#### Stated problem:
Output nothing but the number of lines that include the word "response".
─── Material for the task
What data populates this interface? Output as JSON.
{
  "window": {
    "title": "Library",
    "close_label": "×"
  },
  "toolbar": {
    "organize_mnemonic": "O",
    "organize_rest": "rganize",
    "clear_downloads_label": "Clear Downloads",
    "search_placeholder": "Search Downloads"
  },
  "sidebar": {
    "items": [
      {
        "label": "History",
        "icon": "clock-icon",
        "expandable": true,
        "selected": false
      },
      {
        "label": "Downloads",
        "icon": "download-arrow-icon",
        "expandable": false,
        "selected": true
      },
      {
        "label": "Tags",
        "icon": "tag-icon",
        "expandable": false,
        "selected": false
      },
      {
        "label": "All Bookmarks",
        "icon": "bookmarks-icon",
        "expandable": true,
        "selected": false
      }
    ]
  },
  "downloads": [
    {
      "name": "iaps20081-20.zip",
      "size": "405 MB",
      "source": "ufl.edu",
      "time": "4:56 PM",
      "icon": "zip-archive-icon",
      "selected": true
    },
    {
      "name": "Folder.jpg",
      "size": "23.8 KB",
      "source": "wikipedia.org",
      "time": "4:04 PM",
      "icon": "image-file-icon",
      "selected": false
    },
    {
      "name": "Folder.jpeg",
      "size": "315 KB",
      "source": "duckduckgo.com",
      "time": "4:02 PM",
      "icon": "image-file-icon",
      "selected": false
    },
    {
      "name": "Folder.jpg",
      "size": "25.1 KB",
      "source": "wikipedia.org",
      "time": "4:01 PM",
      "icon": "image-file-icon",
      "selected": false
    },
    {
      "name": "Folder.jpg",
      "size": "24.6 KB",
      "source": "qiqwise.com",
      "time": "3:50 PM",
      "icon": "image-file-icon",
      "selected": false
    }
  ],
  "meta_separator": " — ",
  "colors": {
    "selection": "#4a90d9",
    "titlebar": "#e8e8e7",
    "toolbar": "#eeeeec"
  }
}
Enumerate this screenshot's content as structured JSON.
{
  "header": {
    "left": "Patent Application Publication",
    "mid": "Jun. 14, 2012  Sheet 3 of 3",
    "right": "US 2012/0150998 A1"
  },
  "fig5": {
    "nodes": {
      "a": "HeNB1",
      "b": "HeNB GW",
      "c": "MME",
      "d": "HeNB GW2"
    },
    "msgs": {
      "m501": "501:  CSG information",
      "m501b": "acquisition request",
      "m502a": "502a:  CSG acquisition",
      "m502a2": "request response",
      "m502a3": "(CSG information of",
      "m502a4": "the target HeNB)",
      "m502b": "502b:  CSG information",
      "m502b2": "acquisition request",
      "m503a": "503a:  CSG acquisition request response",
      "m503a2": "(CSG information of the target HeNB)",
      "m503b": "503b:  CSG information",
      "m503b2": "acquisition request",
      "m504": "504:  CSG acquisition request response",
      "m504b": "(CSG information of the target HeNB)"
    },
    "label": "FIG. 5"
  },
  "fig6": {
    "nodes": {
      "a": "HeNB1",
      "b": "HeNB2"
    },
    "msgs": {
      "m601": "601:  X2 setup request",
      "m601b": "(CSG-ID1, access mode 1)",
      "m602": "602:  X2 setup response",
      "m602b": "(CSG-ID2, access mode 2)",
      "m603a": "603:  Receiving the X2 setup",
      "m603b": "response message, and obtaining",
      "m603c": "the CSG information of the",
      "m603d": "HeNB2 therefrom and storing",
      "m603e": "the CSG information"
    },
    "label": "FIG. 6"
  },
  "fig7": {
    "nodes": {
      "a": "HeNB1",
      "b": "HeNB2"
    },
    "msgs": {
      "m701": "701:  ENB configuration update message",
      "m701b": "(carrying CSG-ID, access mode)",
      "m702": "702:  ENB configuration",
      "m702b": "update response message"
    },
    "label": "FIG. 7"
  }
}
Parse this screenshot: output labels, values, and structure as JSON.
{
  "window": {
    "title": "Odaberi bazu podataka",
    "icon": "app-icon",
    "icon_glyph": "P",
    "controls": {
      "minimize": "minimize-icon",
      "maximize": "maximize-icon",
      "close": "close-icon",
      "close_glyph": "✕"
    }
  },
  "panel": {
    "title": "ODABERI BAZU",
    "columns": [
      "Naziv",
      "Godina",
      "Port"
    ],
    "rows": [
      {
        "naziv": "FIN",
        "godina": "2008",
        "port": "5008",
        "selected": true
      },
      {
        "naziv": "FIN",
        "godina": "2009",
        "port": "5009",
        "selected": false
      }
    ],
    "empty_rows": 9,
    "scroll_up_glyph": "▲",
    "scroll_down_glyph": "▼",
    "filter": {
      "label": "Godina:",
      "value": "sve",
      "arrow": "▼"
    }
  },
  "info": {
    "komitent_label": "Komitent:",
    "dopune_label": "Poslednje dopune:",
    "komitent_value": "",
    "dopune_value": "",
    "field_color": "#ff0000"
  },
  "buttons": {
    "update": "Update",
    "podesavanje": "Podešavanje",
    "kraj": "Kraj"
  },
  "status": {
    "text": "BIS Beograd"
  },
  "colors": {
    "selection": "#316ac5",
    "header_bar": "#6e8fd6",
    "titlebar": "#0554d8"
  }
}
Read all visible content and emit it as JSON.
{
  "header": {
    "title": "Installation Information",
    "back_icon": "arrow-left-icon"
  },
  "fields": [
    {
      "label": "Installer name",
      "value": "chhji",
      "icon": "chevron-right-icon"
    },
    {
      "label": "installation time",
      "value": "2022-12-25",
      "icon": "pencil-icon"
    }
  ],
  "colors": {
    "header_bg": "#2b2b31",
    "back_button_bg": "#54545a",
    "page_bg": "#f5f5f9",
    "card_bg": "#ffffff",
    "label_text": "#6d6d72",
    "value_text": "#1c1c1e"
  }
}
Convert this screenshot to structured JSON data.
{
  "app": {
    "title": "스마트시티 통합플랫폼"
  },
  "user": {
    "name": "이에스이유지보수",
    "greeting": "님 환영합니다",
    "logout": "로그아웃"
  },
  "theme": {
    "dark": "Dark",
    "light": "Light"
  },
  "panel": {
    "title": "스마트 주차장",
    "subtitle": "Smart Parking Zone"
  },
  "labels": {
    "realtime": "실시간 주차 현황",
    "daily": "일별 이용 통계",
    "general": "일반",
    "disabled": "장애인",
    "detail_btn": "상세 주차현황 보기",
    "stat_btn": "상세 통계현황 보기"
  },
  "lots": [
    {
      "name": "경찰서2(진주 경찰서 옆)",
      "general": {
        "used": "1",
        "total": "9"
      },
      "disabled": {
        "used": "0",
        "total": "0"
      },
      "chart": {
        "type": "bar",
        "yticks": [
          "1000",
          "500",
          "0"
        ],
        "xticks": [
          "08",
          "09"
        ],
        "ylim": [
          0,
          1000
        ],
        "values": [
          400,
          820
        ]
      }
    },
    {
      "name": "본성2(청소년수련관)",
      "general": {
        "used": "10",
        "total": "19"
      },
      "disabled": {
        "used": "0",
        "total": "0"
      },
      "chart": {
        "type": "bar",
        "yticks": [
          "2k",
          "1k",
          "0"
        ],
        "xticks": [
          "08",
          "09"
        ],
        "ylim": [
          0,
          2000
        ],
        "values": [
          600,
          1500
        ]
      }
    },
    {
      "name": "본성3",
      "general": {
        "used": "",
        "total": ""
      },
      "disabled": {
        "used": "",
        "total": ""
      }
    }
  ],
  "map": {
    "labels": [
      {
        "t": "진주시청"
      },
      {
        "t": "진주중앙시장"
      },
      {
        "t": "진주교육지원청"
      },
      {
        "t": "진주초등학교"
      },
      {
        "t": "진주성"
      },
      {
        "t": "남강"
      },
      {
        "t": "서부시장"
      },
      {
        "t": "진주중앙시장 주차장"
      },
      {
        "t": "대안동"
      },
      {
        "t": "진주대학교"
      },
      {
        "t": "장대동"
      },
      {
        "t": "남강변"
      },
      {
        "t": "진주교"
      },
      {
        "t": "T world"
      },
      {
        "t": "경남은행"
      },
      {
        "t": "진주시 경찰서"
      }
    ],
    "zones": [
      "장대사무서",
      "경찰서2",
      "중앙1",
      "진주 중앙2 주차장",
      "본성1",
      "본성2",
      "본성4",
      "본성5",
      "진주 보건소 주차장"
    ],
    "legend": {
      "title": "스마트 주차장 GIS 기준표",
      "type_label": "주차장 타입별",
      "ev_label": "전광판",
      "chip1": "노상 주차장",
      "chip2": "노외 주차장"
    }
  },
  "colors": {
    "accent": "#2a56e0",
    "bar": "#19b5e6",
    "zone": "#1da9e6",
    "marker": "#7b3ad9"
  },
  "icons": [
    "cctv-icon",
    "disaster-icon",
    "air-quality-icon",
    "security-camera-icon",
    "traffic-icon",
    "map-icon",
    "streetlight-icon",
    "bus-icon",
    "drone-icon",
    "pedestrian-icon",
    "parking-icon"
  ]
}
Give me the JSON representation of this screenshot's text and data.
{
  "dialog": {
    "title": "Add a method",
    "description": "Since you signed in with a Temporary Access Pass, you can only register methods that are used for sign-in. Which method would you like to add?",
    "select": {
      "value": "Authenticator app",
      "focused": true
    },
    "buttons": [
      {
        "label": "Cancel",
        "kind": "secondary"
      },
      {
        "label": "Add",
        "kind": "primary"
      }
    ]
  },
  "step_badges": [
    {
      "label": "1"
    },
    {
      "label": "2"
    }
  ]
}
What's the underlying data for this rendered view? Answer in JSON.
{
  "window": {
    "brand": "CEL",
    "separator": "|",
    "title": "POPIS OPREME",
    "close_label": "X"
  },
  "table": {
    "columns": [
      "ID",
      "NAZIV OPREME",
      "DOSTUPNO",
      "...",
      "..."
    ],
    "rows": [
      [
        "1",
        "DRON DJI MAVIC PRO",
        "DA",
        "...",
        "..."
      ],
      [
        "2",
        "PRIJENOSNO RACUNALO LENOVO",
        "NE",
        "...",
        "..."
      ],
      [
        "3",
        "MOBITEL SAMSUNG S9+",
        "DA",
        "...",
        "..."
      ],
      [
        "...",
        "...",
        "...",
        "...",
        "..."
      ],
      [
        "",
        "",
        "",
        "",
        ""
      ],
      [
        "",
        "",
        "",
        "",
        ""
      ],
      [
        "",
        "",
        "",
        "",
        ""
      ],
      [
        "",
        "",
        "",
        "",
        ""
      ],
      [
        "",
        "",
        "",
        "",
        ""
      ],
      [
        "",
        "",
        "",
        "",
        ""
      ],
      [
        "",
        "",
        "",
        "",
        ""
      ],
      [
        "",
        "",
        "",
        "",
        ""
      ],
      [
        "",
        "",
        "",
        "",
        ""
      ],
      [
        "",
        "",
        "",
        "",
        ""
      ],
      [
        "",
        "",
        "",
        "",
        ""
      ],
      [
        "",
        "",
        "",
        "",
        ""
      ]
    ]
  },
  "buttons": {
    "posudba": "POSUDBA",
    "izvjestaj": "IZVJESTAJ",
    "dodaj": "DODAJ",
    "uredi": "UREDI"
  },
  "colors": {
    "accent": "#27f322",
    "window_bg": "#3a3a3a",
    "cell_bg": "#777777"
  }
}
──────
#### Written answer:
6